• [EXERCISE DETAILS] You are to retype all of the data exactly as it appears.

Stored entries:
-*-*-
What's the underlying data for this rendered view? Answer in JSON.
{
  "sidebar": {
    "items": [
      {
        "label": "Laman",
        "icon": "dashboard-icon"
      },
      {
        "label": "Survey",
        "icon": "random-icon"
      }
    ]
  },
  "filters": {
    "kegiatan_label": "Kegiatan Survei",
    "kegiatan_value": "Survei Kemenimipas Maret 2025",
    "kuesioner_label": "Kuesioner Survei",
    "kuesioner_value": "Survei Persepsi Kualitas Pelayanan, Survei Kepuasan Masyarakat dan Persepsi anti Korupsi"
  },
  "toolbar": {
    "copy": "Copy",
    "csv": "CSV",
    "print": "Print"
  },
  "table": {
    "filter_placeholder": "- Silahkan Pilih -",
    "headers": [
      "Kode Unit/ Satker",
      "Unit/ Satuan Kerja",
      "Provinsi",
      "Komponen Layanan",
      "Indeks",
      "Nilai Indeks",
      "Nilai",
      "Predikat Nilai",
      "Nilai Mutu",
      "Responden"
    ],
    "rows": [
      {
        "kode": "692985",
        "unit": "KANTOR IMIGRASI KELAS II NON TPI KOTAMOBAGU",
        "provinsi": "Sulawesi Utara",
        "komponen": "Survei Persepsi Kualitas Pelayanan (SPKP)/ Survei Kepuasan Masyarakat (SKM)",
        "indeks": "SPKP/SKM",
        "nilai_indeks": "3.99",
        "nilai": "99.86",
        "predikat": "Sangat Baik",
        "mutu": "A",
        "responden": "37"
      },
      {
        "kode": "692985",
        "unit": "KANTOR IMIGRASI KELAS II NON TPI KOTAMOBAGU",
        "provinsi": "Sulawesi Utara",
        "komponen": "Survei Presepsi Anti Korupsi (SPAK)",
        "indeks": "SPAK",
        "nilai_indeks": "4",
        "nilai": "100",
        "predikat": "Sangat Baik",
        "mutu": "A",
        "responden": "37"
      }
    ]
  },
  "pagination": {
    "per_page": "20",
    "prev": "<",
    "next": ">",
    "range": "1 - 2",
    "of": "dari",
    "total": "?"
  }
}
-*-*-
• [TASK RESULT]
What's the underlying data for this rendered view? Answer in JSON.
{
  "sidebar": {
    "items": [
      {
        "label": "Laman",
        "icon": "dashboard-icon"
      },
      {
        "label": "Survey",
        "icon": "random-icon"
      }
    ]
  },
  "filters": {
    "kegiatan_label": "Kegiatan Survei",
    "kegiatan_value": "Survei Kemenimipas Maret 2025",
    "kuesioner_label": "Kuesioner Survei",
    "kuesioner_value": "Survei Persepsi Kualitas Pelayanan, Survei Kepuasan Masyarakat dan Persepsi anti Korupsi"
  },
  "toolbar": {
    "copy": "Copy",
    "csv": "CSV",
    "print": "Print"
  },
  "table": {
    "filter_placeholder": "- Silahkan Pilih -",
    "headers": [
      "Kode Unit/ Satker",
      "Unit/ Satuan Kerja",
      "Provinsi",
      "Komponen Layanan",
      "Indeks",
      "Nilai Indeks",
      "Nilai",
      "Predikat Nilai",
      "Nilai Mutu",
      "Responden"
    ],
    "rows": [
      {
        "kode": "692985",
        "unit": "KANTOR IMIGRASI KELAS II NON TPI KOTAMOBAGU",
        "provinsi": "Sulawesi Utara",
        "komponen": "Survei Persepsi Kualitas Pelayanan (SPKP)/ Survei Kepuasan Masyarakat (SKM)",
        "indeks": "SPKP/SKM",
        "nilai_indeks": "3.99",
        "nilai": "99.86",
        "predikat": "Sangat Baik",
        "mutu": "A",
        "responden": "37"
      },
      {
        "kode": "692985",
        "unit": "KANTOR IMIGRASI KELAS II NON TPI KOTAMOBAGU",
        "provinsi": "Sulawesi Utara",
        "komponen": "Survei Presepsi Anti Korupsi (SPAK)",
        "indeks": "SPAK",
        "nilai_indeks": "4",
        "nilai": "100",
        "predikat": "Sangat Baik",
        "mutu": "A",
        "responden": "37"
      }
    ]
  },
  "pagination": {
    "per_page": "20",
    "prev": "<",
    "next": ">",
    "range": "1 - 2",
    "of": "dari",
    "total": "?"
  }
}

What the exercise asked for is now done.